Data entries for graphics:
:::::
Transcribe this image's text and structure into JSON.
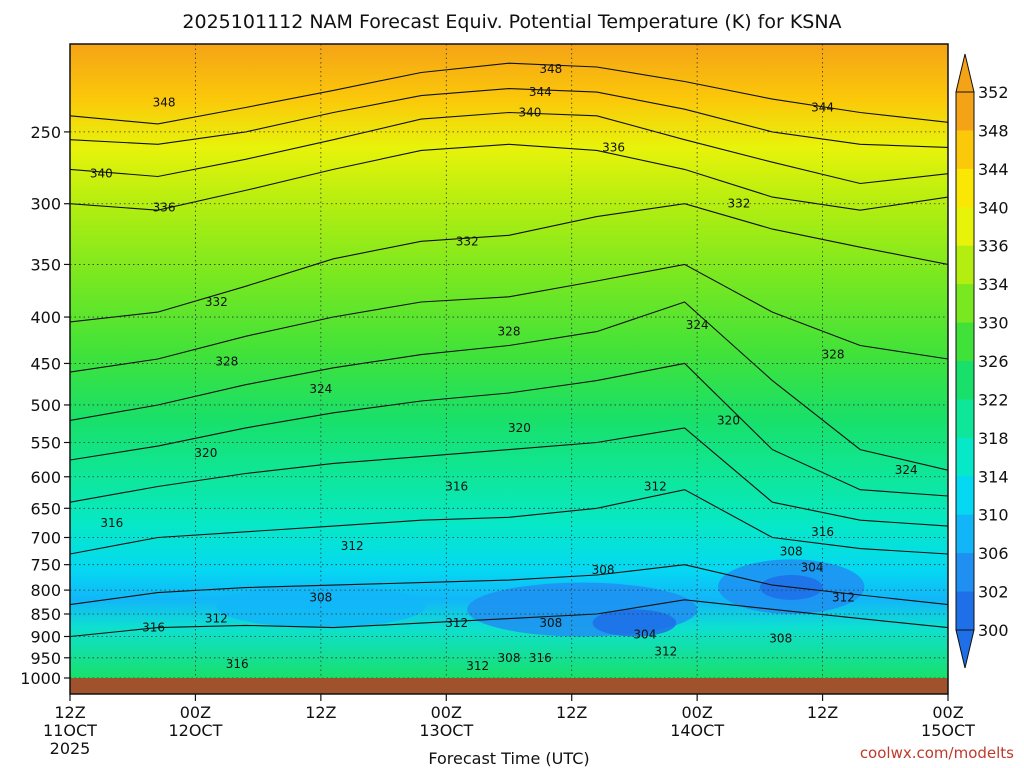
{
  "header": {
    "title": "2025101112 NAM Forecast Equiv. Potential Temperature (K) for KSNA"
  },
  "footer": {
    "credit": "coolwx.com/modelts"
  },
  "chart_data": {
    "type": "heatmap",
    "title": "2025101112 NAM Forecast Equiv. Potential Temperature (K) for KSNA",
    "xlabel": "Forecast Time (UTC)",
    "ylabel": "",
    "x_ticks": [
      {
        "hour": 0,
        "line1": "12Z",
        "line2": "11OCT",
        "line3": "2025"
      },
      {
        "hour": 12,
        "line1": "00Z",
        "line2": "12OCT",
        "line3": ""
      },
      {
        "hour": 24,
        "line1": "12Z",
        "line2": "",
        "line3": ""
      },
      {
        "hour": 36,
        "line1": "00Z",
        "line2": "13OCT",
        "line3": ""
      },
      {
        "hour": 48,
        "line1": "12Z",
        "line2": "",
        "line3": ""
      },
      {
        "hour": 60,
        "line1": "00Z",
        "line2": "14OCT",
        "line3": ""
      },
      {
        "hour": 72,
        "line1": "12Z",
        "line2": "",
        "line3": ""
      },
      {
        "hour": 84,
        "line1": "00Z",
        "line2": "15OCT",
        "line3": ""
      }
    ],
    "xlim": [
      0,
      84
    ],
    "y_ticks": [
      250,
      300,
      350,
      400,
      450,
      500,
      550,
      600,
      650,
      700,
      750,
      800,
      850,
      900,
      950,
      1000
    ],
    "ylim": [
      200,
      1000
    ],
    "y_scale": "log-pressure",
    "colorbar": {
      "levels": [
        300,
        302,
        306,
        310,
        314,
        318,
        322,
        326,
        330,
        334,
        336,
        340,
        344,
        348,
        352
      ],
      "colors": [
        "#1e6fe8",
        "#1f8ff2",
        "#12b6f8",
        "#05d8f2",
        "#06e8c8",
        "#0ee79a",
        "#18e06a",
        "#40e23a",
        "#7ae820",
        "#b4ee10",
        "#e8f30a",
        "#fbe705",
        "#fbc80a",
        "#f5a316"
      ]
    },
    "contours": [
      {
        "value": 348,
        "p": [
          240,
          245,
          235,
          225,
          215,
          210,
          212,
          220,
          230,
          238,
          244
        ]
      },
      {
        "value": 344,
        "p": [
          255,
          258,
          250,
          238,
          228,
          224,
          226,
          236,
          250,
          258,
          260
        ]
      },
      {
        "value": 340,
        "p": [
          275,
          280,
          268,
          255,
          242,
          238,
          240,
          255,
          270,
          285,
          278
        ]
      },
      {
        "value": 336,
        "p": [
          300,
          305,
          290,
          275,
          262,
          258,
          262,
          275,
          295,
          305,
          295
        ]
      },
      {
        "value": 332,
        "p": [
          405,
          395,
          370,
          345,
          330,
          325,
          310,
          300,
          320,
          335,
          350
        ]
      },
      {
        "value": 328,
        "p": [
          460,
          445,
          420,
          400,
          385,
          380,
          365,
          350,
          395,
          430,
          445
        ]
      },
      {
        "value": 324,
        "p": [
          520,
          500,
          475,
          455,
          440,
          430,
          415,
          385,
          470,
          560,
          590
        ]
      },
      {
        "value": 320,
        "p": [
          575,
          555,
          530,
          510,
          495,
          485,
          470,
          450,
          560,
          620,
          630
        ]
      },
      {
        "value": 316,
        "p": [
          640,
          615,
          595,
          580,
          570,
          560,
          550,
          530,
          640,
          670,
          680
        ]
      },
      {
        "value": 312,
        "p": [
          730,
          700,
          690,
          680,
          670,
          665,
          650,
          620,
          700,
          720,
          730
        ]
      },
      {
        "value": 308,
        "p": [
          830,
          805,
          795,
          790,
          785,
          780,
          770,
          750,
          790,
          810,
          830
        ]
      },
      {
        "value": 304,
        "p": [
          900,
          880,
          875,
          880,
          870,
          860,
          850,
          820,
          840,
          860,
          880
        ]
      }
    ],
    "contour_labels": [
      {
        "text": "348",
        "hour": 46,
        "p": 213
      },
      {
        "text": "348",
        "hour": 9,
        "p": 232
      },
      {
        "text": "344",
        "hour": 45,
        "p": 226
      },
      {
        "text": "344",
        "hour": 72,
        "p": 235
      },
      {
        "text": "340",
        "hour": 44,
        "p": 238
      },
      {
        "text": "340",
        "hour": 3,
        "p": 278
      },
      {
        "text": "336",
        "hour": 52,
        "p": 260
      },
      {
        "text": "336",
        "hour": 9,
        "p": 303
      },
      {
        "text": "332",
        "hour": 64,
        "p": 300
      },
      {
        "text": "332",
        "hour": 38,
        "p": 330
      },
      {
        "text": "332",
        "hour": 14,
        "p": 385
      },
      {
        "text": "328",
        "hour": 42,
        "p": 415
      },
      {
        "text": "328",
        "hour": 15,
        "p": 448
      },
      {
        "text": "328",
        "hour": 73,
        "p": 440
      },
      {
        "text": "324",
        "hour": 60,
        "p": 408
      },
      {
        "text": "324",
        "hour": 24,
        "p": 480
      },
      {
        "text": "324",
        "hour": 80,
        "p": 590
      },
      {
        "text": "320",
        "hour": 43,
        "p": 530
      },
      {
        "text": "320",
        "hour": 13,
        "p": 565
      },
      {
        "text": "320",
        "hour": 63,
        "p": 520
      },
      {
        "text": "316",
        "hour": 37,
        "p": 615
      },
      {
        "text": "316",
        "hour": 4,
        "p": 675
      },
      {
        "text": "316",
        "hour": 72,
        "p": 690
      },
      {
        "text": "316",
        "hour": 8,
        "p": 880
      },
      {
        "text": "316",
        "hour": 16,
        "p": 965
      },
      {
        "text": "316",
        "hour": 45,
        "p": 950
      },
      {
        "text": "312",
        "hour": 56,
        "p": 615
      },
      {
        "text": "312",
        "hour": 27,
        "p": 715
      },
      {
        "text": "312",
        "hour": 14,
        "p": 860
      },
      {
        "text": "312",
        "hour": 37,
        "p": 870
      },
      {
        "text": "312",
        "hour": 57,
        "p": 935
      },
      {
        "text": "312",
        "hour": 39,
        "p": 970
      },
      {
        "text": "312",
        "hour": 74,
        "p": 815
      },
      {
        "text": "308",
        "hour": 51,
        "p": 760
      },
      {
        "text": "308",
        "hour": 24,
        "p": 815
      },
      {
        "text": "308",
        "hour": 46,
        "p": 870
      },
      {
        "text": "308",
        "hour": 68,
        "p": 905
      },
      {
        "text": "308",
        "hour": 69,
        "p": 725
      },
      {
        "text": "308",
        "hour": 42,
        "p": 950
      },
      {
        "text": "304",
        "hour": 55,
        "p": 895
      },
      {
        "text": "304",
        "hour": 71,
        "p": 755
      }
    ]
  }
}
:::::
Brief – Find the lines that include the string "Temperature", then copy each of them.

Final result –
    "title": "2025101112 NAM Forecast Equiv. Potential Temperature (K) for KSNA"
    "title": "2025101112 NAM Forecast Equiv. Potential Temperature (K) for KSNA",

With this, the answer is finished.